__Collection entries__.
────────────────

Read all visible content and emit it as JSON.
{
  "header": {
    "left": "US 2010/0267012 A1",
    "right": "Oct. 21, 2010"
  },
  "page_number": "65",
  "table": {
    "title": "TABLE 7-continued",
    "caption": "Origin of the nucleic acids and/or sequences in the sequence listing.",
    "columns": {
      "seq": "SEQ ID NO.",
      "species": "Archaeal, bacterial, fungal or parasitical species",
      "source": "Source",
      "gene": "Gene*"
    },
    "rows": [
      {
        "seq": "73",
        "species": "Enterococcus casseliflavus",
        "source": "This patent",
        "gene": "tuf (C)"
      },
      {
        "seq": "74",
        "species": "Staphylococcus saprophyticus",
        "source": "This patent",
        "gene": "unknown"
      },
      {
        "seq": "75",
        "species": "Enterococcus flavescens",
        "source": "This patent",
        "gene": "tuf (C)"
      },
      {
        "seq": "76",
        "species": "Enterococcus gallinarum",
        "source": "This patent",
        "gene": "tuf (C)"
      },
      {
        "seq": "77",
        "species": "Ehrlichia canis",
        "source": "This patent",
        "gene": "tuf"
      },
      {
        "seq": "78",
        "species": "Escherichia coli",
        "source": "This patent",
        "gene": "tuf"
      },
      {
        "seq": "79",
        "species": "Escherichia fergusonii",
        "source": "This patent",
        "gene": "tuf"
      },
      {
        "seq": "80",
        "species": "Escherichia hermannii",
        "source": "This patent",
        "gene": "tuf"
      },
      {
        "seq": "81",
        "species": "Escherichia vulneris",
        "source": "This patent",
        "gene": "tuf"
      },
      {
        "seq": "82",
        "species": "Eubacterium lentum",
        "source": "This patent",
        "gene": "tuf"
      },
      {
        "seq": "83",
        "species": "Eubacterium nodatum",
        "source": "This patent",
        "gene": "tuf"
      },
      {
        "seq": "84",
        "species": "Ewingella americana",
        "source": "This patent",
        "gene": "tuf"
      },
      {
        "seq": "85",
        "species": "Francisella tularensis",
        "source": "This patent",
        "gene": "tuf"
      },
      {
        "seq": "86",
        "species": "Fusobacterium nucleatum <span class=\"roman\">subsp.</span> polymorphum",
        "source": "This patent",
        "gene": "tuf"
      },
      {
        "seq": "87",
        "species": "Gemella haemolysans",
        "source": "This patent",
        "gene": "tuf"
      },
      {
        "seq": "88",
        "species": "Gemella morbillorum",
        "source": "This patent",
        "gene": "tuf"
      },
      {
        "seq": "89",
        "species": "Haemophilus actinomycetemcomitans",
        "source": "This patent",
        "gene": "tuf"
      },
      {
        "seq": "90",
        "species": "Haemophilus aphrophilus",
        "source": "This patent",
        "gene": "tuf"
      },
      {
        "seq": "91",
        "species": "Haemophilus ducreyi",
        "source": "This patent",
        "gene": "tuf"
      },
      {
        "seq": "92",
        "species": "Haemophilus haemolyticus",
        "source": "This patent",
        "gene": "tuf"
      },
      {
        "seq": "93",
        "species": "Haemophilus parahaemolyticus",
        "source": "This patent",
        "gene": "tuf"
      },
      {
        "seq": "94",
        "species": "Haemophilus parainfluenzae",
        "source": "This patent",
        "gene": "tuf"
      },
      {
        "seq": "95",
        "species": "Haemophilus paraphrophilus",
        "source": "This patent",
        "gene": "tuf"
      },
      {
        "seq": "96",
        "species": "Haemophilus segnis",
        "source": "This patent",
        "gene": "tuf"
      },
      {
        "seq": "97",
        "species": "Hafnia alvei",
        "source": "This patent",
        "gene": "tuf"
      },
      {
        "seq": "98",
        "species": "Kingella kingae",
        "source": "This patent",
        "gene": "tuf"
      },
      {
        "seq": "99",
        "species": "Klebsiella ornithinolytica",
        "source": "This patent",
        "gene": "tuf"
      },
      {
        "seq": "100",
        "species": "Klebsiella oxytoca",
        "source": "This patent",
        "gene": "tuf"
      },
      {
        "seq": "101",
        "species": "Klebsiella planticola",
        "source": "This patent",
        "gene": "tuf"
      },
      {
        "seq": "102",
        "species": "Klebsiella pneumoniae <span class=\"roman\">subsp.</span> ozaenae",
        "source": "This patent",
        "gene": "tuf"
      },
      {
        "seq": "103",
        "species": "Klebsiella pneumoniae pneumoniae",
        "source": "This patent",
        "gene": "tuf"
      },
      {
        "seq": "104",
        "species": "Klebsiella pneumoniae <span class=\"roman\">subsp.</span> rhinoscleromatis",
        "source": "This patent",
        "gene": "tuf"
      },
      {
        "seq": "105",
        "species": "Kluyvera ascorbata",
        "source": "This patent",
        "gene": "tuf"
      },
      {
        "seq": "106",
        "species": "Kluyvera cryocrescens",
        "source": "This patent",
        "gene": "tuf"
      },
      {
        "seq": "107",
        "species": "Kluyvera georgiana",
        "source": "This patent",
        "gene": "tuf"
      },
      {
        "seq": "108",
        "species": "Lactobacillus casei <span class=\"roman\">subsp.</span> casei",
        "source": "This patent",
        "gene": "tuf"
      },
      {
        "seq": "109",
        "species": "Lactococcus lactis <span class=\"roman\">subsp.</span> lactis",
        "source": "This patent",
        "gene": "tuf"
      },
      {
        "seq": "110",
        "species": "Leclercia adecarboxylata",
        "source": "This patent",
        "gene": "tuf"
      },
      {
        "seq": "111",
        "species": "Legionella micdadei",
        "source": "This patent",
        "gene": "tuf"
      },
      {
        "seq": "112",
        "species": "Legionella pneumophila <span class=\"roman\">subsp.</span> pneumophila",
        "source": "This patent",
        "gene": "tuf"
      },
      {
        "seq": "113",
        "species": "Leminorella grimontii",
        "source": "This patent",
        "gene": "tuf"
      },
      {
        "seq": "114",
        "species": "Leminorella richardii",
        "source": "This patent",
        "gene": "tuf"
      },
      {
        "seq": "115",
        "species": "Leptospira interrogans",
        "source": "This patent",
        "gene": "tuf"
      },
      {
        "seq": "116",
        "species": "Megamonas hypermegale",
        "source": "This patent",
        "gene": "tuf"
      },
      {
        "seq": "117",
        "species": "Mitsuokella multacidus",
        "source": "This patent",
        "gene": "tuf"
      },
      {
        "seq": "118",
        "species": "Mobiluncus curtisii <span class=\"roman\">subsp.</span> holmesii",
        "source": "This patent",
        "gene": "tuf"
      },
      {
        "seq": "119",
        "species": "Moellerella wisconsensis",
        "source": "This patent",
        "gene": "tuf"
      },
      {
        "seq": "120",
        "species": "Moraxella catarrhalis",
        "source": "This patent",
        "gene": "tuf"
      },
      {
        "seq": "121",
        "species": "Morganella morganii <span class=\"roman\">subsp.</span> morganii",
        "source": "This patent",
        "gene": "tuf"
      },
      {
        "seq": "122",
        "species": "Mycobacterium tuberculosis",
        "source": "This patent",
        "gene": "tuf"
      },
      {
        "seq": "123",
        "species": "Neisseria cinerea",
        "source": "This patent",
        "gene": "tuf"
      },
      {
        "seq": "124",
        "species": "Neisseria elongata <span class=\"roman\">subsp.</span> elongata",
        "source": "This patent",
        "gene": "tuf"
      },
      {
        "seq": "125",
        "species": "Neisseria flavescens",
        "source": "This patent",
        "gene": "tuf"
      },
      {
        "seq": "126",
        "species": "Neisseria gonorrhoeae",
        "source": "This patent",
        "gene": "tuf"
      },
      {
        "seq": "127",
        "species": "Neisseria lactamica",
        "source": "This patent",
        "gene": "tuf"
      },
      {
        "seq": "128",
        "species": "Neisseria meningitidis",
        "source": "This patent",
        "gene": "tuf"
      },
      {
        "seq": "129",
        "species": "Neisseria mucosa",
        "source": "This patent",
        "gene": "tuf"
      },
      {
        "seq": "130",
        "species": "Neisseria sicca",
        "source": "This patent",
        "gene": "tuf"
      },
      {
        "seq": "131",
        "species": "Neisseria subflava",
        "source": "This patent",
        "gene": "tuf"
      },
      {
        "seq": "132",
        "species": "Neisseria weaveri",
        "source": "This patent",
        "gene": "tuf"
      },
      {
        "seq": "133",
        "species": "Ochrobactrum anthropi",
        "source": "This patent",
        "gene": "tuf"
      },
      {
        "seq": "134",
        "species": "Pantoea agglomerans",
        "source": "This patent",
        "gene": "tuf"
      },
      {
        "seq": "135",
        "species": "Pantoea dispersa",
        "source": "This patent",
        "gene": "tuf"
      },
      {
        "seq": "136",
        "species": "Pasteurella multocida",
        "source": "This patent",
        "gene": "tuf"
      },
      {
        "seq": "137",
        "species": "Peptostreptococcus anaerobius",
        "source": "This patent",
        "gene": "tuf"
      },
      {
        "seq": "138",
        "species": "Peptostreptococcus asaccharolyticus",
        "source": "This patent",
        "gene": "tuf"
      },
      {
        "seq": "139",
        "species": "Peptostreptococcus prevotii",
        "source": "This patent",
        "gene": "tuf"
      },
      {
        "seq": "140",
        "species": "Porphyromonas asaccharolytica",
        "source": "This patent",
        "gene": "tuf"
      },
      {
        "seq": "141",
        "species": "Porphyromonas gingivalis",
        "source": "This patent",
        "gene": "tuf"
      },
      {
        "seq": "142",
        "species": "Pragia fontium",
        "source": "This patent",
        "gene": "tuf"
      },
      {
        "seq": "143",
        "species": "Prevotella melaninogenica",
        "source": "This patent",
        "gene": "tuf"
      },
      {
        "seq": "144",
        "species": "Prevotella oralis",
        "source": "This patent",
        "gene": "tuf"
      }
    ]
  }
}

────────────────

__TO DO__. Search the entries for the word "Enterococcus", then list each line that holds it.

__WRITTEN SOLUTION__.
        "species": "Enterococcus casseliflavus",
        "species": "Enterococcus flavescens",
        "species": "Enterococcus gallinarum",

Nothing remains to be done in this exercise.